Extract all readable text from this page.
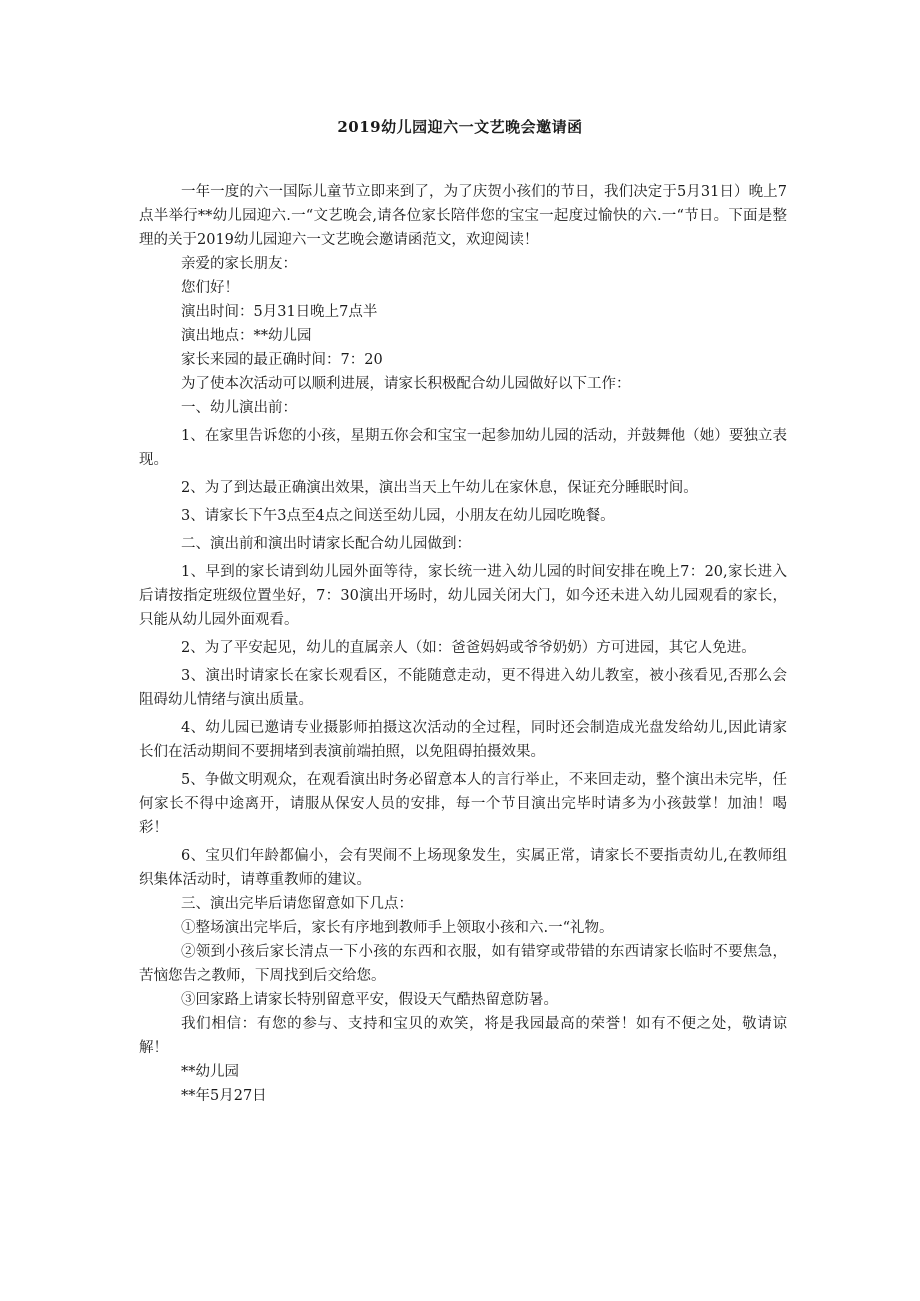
2019幼儿园迎六一文艺晚会邀请函

一年一度的六一国际儿童节立即来到了，为了庆贺小孩们的节日，我们决定于5月31日）晚上7点半举行**幼儿园迎六.一“文艺晚会,请各位家长陪伴您的宝宝一起度过愉快的六.一“节日。下面是整理的关于2019幼儿园迎六一文艺晚会邀请函范文，欢迎阅读！

亲爱的家长朋友：

您们好！

演出时间：5月31日晚上7点半

演出地点：**幼儿园

家长来园的最正确时间：7：20

为了使本次活动可以顺利进展，请家长积极配合幼儿园做好以下工作：

一、幼儿演出前：

1、在家里告诉您的小孩，星期五你会和宝宝一起参加幼儿园的活动，并鼓舞他（她）要独立表现。

2、为了到达最正确演出效果，演出当天上午幼儿在家休息，保证充分睡眠时间。

3、请家长下午3点至4点之间送至幼儿园，小朋友在幼儿园吃晚餐。

二、演出前和演出时请家长配合幼儿园做到：

1、早到的家长请到幼儿园外面等待，家长统一进入幼儿园的时间安排在晚上7：20,家长进入后请按指定班级位置坐好，7：30演出开场时，幼儿园关闭大门，如今还未进入幼儿园观看的家长，只能从幼儿园外面观看。

2、为了平安起见，幼儿的直属亲人（如：爸爸妈妈或爷爷奶奶）方可进园，其它人免进。

3、演出时请家长在家长观看区，不能随意走动，更不得进入幼儿教室，被小孩看见,否那么会阻碍幼儿情绪与演出质量。

4、幼儿园已邀请专业摄影师拍摄这次活动的全过程，同时还会制造成光盘发给幼儿,因此请家长们在活动期间不要拥堵到表演前端拍照，以免阻碍拍摄效果。

5、争做文明观众，在观看演出时务必留意本人的言行举止，不来回走动，整个演出未完毕，任何家长不得中途离开，请服从保安人员的安排，每一个节目演出完毕时请多为小孩鼓掌！加油！喝彩！

6、宝贝们年龄都偏小，会有哭闹不上场现象发生，实属正常，请家长不要指责幼儿,在教师组织集体活动时，请尊重教师的建议。

三、演出完毕后请您留意如下几点：

①整场演出完毕后，家长有序地到教师手上领取小孩和六.一“礼物。

②领到小孩后家长清点一下小孩的东西和衣服，如有错穿或带错的东西请家长临时不要焦急，苦恼您告之教师，下周找到后交给您。

③回家路上请家长特别留意平安，假设天气酷热留意防暑。

我们相信：有您的参与、支持和宝贝的欢笑，将是我园最高的荣誉！如有不便之处，敬请谅解！

**幼儿园

**年5月27日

========================

- **TASK TO CARRY OUT**
Reproduce the entries above without change, omitting all pictures.

- **ANSWER TO THIS TASK**
Extract all readable text from this page.
2019幼儿园迎六一文艺晚会邀请函

一年一度的六一国际儿童节立即来到了，为了庆贺小孩们的节日，我们决定于5月31日）晚上7点半举行**幼儿园迎六.一“文艺晚会,请各位家长陪伴您的宝宝一起度过愉快的六.一“节日。下面是整理的关于2019幼儿园迎六一文艺晚会邀请函范文，欢迎阅读！

亲爱的家长朋友：

您们好！

演出时间：5月31日晚上7点半

演出地点：**幼儿园

家长来园的最正确时间：7：20

为了使本次活动可以顺利进展，请家长积极配合幼儿园做好以下工作：

一、幼儿演出前：

1、在家里告诉您的小孩，星期五你会和宝宝一起参加幼儿园的活动，并鼓舞他（她）要独立表现。

2、为了到达最正确演出效果，演出当天上午幼儿在家休息，保证充分睡眠时间。

3、请家长下午3点至4点之间送至幼儿园，小朋友在幼儿园吃晚餐。

二、演出前和演出时请家长配合幼儿园做到：

1、早到的家长请到幼儿园外面等待，家长统一进入幼儿园的时间安排在晚上7：20,家长进入后请按指定班级位置坐好，7：30演出开场时，幼儿园关闭大门，如今还未进入幼儿园观看的家长，只能从幼儿园外面观看。

2、为了平安起见，幼儿的直属亲人（如：爸爸妈妈或爷爷奶奶）方可进园，其它人免进。

3、演出时请家长在家长观看区，不能随意走动，更不得进入幼儿教室，被小孩看见,否那么会阻碍幼儿情绪与演出质量。

4、幼儿园已邀请专业摄影师拍摄这次活动的全过程，同时还会制造成光盘发给幼儿,因此请家长们在活动期间不要拥堵到表演前端拍照，以免阻碍拍摄效果。

5、争做文明观众，在观看演出时务必留意本人的言行举止，不来回走动，整个演出未完毕，任何家长不得中途离开，请服从保安人员的安排，每一个节目演出完毕时请多为小孩鼓掌！加油！喝彩！

6、宝贝们年龄都偏小，会有哭闹不上场现象发生，实属正常，请家长不要指责幼儿,在教师组织集体活动时，请尊重教师的建议。

三、演出完毕后请您留意如下几点：

①整场演出完毕后，家长有序地到教师手上领取小孩和六.一“礼物。

②领到小孩后家长清点一下小孩的东西和衣服，如有错穿或带错的东西请家长临时不要焦急，苦恼您告之教师，下周找到后交给您。

③回家路上请家长特别留意平安，假设天气酷热留意防暑。

我们相信：有您的参与、支持和宝贝的欢笑，将是我园最高的荣誉！如有不便之处，敬请谅解！

**幼儿园

**年5月27日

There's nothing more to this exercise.